[Begin]

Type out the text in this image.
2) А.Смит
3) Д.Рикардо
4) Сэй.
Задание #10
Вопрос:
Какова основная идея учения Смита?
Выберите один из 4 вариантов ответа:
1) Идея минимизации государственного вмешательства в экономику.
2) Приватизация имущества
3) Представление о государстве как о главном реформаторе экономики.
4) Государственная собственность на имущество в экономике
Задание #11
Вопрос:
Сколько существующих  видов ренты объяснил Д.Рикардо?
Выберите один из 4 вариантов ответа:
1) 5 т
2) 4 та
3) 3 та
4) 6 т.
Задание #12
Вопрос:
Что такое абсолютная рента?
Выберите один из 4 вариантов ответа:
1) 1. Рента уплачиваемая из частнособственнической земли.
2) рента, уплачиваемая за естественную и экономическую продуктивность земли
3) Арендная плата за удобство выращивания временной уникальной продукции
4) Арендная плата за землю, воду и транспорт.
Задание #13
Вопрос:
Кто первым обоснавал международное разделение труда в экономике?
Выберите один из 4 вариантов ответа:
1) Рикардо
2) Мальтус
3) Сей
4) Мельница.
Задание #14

[End]

JOB.
Select and copy every line of the material that holds the string "экономике".

EXERCISE SOLUTION.
4) Государственная собственность на имущество в экономике
Кто первым обоснавал международное разделение труда в экономике?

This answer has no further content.